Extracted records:
###

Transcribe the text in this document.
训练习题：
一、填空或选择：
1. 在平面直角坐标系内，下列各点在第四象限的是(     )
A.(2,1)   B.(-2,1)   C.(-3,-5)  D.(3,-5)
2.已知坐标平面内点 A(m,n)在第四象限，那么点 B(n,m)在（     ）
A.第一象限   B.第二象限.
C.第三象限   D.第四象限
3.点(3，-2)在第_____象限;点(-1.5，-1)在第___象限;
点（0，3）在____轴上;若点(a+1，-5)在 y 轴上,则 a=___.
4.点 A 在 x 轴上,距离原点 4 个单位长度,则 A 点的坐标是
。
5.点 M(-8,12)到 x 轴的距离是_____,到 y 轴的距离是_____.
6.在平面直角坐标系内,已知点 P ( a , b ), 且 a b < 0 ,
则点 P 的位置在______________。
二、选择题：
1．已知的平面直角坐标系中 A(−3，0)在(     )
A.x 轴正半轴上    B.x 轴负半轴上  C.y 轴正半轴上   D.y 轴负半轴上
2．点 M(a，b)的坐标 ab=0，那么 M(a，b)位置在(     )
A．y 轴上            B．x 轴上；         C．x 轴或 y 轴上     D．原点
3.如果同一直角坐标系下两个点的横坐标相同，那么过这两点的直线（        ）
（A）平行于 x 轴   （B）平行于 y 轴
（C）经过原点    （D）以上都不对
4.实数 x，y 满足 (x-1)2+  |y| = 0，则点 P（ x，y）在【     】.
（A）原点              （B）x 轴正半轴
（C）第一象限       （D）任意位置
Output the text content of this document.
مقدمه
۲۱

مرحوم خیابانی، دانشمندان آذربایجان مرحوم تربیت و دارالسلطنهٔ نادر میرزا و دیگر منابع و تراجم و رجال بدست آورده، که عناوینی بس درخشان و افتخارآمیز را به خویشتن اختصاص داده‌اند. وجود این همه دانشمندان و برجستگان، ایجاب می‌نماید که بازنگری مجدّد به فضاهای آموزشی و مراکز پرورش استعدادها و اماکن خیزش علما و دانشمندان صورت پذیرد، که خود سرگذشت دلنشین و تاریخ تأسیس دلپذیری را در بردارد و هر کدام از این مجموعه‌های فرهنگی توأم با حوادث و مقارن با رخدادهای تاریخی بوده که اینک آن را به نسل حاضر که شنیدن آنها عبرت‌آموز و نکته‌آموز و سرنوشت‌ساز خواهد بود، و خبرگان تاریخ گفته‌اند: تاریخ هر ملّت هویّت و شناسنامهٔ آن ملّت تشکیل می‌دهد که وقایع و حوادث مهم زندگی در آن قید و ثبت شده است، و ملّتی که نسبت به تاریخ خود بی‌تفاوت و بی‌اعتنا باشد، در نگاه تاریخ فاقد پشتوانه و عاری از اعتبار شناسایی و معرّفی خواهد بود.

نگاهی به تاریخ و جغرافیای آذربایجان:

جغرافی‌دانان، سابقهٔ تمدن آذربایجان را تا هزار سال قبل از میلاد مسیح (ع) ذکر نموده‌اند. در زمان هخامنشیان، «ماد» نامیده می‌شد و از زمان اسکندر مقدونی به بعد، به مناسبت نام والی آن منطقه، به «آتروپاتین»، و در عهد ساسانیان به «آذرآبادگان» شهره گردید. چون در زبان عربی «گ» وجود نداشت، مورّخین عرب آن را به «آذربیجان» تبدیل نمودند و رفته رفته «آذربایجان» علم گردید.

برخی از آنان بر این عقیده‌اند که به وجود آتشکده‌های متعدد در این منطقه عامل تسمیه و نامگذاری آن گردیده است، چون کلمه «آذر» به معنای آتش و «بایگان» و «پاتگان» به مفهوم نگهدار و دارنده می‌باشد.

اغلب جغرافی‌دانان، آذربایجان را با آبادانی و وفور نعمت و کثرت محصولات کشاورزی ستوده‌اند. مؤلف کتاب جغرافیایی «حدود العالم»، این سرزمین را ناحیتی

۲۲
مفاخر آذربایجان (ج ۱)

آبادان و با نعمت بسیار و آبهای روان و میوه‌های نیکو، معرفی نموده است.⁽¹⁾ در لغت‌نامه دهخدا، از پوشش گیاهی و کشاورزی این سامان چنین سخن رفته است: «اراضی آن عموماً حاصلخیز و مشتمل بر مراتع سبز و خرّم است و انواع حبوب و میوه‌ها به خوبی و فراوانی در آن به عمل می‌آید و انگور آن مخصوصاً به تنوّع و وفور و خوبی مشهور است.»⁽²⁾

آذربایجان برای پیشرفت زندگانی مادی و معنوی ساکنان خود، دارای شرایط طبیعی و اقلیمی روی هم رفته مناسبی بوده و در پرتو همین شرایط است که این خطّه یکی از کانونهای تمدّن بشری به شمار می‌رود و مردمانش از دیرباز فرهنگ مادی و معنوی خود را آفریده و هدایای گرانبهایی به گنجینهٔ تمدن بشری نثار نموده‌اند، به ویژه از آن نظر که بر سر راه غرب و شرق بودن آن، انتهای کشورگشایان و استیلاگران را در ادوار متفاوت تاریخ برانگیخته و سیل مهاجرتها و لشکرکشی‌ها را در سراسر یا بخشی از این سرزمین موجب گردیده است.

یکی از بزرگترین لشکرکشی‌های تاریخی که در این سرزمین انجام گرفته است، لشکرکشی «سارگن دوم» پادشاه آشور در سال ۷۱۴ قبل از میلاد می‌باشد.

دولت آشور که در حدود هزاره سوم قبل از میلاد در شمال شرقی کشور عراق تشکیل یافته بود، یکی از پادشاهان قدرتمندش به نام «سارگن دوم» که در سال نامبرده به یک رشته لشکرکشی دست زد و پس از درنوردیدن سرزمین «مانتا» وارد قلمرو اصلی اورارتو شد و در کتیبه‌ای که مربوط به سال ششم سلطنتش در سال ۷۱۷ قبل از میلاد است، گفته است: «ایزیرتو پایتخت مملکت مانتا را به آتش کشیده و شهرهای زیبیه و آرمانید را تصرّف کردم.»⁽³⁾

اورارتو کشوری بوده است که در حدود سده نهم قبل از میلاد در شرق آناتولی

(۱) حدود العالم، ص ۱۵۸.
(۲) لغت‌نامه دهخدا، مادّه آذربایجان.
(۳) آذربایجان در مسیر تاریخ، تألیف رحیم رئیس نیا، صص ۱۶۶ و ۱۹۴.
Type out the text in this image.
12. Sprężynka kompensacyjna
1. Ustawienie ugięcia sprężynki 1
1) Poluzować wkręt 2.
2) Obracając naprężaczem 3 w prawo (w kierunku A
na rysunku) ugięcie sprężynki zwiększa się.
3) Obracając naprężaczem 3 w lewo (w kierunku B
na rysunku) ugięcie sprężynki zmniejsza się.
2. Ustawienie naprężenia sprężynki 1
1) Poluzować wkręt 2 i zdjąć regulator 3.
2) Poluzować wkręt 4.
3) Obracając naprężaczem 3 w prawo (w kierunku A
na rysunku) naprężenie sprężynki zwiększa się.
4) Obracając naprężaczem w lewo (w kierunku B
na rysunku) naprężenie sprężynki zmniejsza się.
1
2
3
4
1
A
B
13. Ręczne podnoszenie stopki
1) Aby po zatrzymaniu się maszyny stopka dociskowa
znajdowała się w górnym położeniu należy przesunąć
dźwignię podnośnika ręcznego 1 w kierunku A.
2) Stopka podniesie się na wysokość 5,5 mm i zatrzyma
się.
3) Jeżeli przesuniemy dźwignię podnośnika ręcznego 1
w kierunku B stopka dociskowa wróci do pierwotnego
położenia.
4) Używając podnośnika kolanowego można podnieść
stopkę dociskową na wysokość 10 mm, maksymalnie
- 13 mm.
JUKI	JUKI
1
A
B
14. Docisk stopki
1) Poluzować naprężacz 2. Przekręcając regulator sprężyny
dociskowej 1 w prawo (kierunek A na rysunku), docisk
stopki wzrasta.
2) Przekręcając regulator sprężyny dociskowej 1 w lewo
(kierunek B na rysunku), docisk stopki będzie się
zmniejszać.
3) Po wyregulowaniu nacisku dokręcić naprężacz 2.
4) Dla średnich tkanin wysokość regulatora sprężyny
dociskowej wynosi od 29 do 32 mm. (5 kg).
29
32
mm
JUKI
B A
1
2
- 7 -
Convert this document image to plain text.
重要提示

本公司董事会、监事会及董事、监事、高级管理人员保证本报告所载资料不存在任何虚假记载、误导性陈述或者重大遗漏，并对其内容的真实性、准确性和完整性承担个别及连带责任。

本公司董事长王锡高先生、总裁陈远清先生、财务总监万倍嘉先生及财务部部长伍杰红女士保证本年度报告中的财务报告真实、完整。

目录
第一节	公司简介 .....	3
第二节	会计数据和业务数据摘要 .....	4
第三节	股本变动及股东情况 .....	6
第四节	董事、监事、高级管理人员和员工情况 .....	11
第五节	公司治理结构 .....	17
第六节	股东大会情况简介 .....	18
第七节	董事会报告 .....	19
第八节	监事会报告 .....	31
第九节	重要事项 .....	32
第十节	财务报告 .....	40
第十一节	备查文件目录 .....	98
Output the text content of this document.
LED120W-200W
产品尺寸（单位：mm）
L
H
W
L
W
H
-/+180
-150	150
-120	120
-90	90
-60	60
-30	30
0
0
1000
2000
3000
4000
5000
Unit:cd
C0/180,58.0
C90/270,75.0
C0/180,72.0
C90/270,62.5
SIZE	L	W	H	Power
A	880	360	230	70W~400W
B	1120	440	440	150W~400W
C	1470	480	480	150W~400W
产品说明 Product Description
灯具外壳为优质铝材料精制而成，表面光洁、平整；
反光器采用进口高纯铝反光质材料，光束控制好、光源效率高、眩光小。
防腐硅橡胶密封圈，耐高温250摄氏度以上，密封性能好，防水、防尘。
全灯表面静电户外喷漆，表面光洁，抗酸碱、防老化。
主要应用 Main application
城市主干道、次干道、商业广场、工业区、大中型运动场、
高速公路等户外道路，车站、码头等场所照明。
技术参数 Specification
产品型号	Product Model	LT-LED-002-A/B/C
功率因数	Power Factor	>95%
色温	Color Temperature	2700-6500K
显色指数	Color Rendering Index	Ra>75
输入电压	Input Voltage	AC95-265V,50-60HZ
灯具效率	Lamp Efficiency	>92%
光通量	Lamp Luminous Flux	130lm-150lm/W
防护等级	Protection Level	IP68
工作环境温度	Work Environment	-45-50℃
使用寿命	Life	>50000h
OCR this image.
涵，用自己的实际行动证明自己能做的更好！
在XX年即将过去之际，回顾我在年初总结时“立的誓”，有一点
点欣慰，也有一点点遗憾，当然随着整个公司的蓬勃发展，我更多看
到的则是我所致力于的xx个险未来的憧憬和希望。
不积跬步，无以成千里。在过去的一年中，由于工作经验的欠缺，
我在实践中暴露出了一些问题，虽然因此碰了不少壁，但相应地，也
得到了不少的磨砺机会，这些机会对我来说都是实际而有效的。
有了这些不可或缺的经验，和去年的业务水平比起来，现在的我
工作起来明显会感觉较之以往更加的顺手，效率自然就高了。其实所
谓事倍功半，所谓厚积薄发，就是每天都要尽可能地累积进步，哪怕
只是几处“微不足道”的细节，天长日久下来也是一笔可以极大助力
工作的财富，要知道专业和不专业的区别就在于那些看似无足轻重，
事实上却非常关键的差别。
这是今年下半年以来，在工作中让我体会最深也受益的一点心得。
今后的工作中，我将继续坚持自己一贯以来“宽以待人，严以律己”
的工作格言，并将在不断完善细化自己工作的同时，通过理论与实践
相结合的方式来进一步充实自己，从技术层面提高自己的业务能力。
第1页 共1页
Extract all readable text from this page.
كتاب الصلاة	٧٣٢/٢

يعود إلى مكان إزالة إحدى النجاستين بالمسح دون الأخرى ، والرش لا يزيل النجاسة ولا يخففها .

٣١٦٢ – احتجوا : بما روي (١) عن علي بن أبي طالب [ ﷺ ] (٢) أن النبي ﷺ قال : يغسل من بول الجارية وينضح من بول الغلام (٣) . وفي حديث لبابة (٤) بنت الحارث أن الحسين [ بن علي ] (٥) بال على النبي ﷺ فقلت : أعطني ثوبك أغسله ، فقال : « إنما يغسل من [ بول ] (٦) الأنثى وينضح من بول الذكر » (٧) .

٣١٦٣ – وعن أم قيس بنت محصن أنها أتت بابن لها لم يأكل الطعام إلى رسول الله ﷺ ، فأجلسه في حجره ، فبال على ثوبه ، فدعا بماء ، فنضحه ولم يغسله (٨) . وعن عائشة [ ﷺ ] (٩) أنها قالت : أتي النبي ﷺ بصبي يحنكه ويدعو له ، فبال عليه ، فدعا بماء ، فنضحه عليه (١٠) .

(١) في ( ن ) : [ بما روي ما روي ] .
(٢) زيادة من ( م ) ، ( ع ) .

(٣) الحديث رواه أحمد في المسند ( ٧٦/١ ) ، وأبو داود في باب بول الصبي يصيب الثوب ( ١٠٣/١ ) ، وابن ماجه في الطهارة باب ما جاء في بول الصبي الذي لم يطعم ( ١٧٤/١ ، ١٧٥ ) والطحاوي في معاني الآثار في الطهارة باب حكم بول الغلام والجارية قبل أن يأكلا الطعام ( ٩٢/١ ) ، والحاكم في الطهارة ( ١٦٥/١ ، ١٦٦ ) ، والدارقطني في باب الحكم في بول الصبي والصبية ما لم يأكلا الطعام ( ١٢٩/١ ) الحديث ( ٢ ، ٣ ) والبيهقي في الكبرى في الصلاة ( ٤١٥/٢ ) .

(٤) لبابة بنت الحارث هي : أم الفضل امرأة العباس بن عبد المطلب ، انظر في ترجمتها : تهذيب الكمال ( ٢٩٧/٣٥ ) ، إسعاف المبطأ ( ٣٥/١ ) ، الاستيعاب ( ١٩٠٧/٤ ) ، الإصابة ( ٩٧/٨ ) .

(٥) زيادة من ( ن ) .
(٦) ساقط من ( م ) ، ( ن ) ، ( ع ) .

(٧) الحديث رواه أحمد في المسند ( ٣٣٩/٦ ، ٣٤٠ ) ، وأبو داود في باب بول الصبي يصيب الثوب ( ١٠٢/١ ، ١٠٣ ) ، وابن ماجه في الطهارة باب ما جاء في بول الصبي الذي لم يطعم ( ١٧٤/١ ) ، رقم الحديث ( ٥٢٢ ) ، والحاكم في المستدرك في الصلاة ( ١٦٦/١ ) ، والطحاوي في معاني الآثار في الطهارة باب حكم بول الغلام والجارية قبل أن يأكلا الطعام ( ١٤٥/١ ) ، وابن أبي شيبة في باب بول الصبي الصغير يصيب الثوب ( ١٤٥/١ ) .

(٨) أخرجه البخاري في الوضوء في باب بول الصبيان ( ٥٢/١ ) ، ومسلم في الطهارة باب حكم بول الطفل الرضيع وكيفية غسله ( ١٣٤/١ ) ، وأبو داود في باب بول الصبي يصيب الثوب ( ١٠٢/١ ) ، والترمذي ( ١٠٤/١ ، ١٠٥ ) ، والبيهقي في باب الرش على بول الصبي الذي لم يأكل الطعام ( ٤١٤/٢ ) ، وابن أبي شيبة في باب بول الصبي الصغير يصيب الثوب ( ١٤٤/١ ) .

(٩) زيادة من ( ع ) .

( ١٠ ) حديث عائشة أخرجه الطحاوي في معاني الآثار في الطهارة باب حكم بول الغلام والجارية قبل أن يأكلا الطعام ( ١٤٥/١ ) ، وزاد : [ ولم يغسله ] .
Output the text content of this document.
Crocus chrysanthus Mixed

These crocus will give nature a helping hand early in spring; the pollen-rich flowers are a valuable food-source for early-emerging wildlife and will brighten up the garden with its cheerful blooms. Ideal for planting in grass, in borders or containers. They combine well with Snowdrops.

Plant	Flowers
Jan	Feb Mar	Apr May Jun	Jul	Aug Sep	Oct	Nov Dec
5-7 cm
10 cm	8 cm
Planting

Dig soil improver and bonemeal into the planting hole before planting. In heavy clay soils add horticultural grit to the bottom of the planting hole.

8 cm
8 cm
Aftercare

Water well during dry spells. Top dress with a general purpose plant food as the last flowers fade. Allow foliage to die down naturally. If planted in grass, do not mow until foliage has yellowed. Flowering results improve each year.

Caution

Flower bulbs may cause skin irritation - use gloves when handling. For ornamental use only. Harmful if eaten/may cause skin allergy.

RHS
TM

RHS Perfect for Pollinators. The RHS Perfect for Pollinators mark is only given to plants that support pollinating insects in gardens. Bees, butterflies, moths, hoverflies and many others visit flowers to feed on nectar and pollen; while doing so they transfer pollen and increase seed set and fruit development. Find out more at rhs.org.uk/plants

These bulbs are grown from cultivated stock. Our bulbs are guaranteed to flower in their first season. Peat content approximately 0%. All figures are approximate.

###

* [EXERCISE GOAL] Copy each line that contains the word "zwiększa".

* [RESPONSE]
na rysunku) ugięcie sprężynki zwiększa się.
na rysunku) naprężenie sprężynki zwiększa się.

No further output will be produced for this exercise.